→ **AIM**
Take the line containing "Transcribe this image's" and all lines after it, through the end of the material, and repeat them exactly, pictures left out.

--- RECORDED INFORMATION ---

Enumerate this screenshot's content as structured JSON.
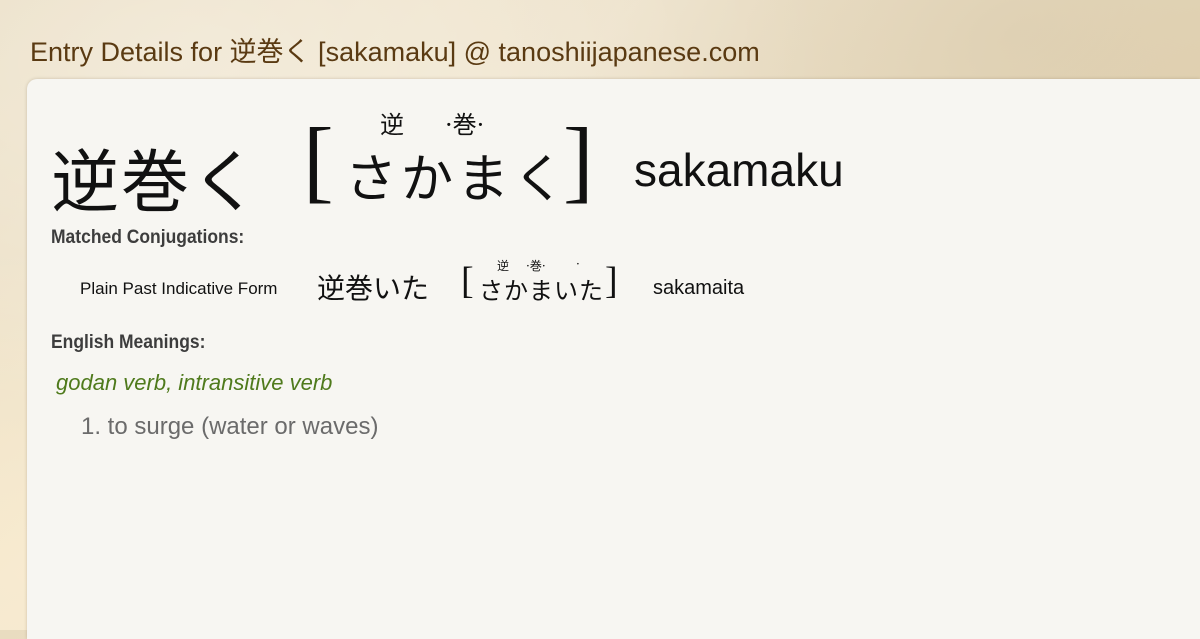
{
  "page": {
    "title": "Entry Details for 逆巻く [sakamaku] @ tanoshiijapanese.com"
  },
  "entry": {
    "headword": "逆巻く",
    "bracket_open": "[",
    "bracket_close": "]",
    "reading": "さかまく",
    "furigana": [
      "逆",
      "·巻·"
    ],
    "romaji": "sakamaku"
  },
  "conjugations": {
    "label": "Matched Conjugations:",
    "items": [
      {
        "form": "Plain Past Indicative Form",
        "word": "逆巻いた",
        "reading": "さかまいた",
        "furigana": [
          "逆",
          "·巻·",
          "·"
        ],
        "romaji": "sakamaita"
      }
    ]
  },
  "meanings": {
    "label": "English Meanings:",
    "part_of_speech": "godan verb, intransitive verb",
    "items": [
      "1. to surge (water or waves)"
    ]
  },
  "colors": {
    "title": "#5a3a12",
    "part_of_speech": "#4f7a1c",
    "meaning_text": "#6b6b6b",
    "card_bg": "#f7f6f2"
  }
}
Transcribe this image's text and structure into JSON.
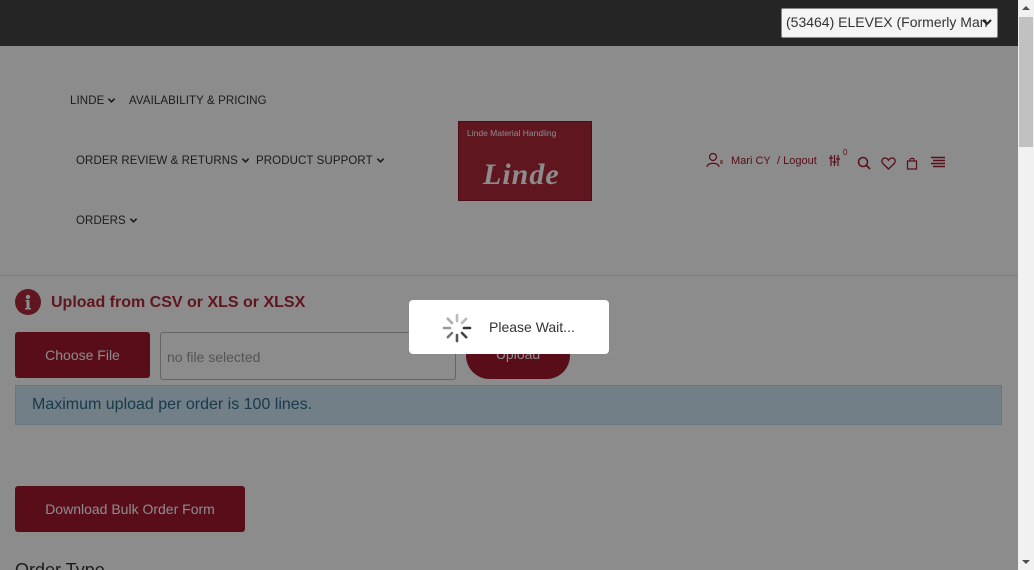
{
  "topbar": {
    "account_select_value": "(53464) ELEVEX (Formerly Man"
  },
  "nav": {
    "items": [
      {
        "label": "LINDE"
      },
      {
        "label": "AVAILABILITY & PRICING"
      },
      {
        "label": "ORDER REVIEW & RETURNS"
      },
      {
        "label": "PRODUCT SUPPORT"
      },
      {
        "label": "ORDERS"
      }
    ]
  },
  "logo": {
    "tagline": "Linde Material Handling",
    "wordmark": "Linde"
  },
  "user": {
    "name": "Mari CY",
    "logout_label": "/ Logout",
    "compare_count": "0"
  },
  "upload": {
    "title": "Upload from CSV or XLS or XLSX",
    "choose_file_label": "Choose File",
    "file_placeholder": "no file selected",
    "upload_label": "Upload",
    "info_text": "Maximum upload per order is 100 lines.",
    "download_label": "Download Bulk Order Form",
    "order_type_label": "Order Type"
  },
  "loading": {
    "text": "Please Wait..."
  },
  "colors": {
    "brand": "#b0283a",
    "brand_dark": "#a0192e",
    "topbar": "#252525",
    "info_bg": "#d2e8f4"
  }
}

---

→ **RESPONSE TO THIS TASK**
Transcribe this image's text and structure into JSON.
{
  "topbar": {
    "account_select_value": "(53464) ELEVEX (Formerly Man"
  },
  "nav": {
    "items": [
      {
        "label": "LINDE"
      },
      {
        "label": "AVAILABILITY & PRICING"
      },
      {
        "label": "ORDER REVIEW & RETURNS"
      },
      {
        "label": "PRODUCT SUPPORT"
      },
      {
        "label": "ORDERS"
      }
    ]
  },
  "logo": {
    "tagline": "Linde Material Handling",
    "wordmark": "Linde"
  },
  "user": {
    "name": "Mari CY",
    "logout_label": "/ Logout",
    "compare_count": "0"
  },
  "upload": {
    "title": "Upload from CSV or XLS or XLSX",
    "choose_file_label": "Choose File",
    "file_placeholder": "no file selected",
    "upload_label": "Upload",
    "info_text": "Maximum upload per order is 100 lines.",
    "download_label": "Download Bulk Order Form",
    "order_type_label": "Order Type"
  },
  "loading": {
    "text": "Please Wait..."
  },
  "colors": {
    "brand": "#b0283a",
    "brand_dark": "#a0192e",
    "topbar": "#252525",
    "info_bg": "#d2e8f4"
  }
}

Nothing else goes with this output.